#### [Work to do]
Pull every line containing the word "JSON" from the records.
:::
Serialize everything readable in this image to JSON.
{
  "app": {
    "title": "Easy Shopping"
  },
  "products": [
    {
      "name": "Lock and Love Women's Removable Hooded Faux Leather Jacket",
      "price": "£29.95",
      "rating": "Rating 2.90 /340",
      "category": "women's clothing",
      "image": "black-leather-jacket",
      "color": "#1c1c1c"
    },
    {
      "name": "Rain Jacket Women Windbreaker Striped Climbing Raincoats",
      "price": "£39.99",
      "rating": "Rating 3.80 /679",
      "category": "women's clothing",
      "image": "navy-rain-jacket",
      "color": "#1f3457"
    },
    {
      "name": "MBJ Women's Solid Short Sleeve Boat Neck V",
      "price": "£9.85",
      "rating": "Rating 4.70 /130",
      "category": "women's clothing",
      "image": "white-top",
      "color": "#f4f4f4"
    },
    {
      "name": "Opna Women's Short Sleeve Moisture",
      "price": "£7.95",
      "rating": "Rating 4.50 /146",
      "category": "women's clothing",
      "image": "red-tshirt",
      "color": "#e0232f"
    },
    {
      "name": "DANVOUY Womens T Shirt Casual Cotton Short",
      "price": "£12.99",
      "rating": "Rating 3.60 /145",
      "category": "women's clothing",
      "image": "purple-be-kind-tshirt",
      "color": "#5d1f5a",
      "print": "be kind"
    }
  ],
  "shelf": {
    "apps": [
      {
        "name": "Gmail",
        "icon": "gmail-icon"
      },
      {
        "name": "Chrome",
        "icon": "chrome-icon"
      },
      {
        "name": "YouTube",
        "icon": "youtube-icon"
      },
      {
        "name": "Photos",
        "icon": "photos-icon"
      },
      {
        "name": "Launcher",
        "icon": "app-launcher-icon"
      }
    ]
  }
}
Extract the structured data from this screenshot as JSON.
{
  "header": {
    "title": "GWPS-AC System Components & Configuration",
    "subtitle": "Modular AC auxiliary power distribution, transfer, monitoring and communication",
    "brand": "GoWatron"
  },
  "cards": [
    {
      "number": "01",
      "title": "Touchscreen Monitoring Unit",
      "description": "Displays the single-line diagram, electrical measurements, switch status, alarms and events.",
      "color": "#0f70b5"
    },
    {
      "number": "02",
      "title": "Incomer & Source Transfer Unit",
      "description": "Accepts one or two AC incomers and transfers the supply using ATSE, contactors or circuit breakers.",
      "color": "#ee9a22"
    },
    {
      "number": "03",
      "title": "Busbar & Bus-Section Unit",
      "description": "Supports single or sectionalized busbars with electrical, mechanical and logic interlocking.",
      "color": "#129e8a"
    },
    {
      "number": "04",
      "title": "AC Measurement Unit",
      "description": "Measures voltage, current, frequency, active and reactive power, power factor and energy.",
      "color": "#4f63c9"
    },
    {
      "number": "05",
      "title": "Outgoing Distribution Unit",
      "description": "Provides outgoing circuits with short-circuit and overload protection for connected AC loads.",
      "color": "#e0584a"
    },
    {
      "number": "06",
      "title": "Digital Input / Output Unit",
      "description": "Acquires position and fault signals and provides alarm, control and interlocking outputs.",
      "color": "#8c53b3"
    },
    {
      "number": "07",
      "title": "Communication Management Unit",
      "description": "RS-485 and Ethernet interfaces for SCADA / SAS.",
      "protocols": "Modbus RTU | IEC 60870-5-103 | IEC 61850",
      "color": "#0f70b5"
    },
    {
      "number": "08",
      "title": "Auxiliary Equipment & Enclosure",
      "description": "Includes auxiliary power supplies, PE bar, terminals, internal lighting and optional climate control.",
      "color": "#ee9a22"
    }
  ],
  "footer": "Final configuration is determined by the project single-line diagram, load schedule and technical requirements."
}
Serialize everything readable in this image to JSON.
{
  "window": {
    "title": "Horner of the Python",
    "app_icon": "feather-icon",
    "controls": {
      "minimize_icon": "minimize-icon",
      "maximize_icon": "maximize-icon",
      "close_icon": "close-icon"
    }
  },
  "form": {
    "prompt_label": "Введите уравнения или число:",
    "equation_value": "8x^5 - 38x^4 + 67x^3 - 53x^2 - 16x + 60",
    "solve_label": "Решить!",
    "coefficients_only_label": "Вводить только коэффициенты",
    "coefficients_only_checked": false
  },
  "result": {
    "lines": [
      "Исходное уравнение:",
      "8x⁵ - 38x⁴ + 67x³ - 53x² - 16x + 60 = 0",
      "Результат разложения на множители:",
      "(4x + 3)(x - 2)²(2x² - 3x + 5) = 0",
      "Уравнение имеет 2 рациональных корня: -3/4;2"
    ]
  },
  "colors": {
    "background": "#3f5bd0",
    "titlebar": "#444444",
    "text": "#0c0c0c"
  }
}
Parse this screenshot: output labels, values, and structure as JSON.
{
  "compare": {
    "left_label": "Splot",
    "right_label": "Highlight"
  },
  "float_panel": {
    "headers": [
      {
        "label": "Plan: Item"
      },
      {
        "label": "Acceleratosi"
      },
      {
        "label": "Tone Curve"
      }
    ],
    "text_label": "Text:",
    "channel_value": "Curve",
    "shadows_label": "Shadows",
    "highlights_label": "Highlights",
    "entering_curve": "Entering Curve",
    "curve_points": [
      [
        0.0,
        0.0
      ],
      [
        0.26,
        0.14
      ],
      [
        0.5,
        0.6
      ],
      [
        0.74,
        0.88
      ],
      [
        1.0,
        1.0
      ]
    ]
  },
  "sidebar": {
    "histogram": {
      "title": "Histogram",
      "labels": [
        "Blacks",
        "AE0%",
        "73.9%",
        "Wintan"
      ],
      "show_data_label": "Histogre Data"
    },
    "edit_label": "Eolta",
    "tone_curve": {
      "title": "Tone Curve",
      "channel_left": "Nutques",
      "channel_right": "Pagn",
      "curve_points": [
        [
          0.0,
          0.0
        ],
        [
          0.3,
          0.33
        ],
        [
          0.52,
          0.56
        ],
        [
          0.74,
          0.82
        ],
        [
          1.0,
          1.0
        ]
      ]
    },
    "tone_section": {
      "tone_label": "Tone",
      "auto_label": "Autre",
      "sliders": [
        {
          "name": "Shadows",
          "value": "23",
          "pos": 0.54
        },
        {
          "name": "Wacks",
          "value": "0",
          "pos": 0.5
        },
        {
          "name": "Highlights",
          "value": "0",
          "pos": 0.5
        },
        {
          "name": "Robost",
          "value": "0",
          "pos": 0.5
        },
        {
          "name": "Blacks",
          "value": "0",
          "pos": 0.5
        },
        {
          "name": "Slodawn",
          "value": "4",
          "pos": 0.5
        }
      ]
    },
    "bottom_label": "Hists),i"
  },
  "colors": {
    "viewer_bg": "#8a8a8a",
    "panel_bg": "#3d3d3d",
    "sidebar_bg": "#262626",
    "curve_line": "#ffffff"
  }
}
:::
#### [Exercise output]
Serialize everything readable in this image to JSON.
Extract the structured data from this screenshot as JSON.
Serialize everything readable in this image to JSON.
Parse this screenshot: output labels, values, and structure as JSON.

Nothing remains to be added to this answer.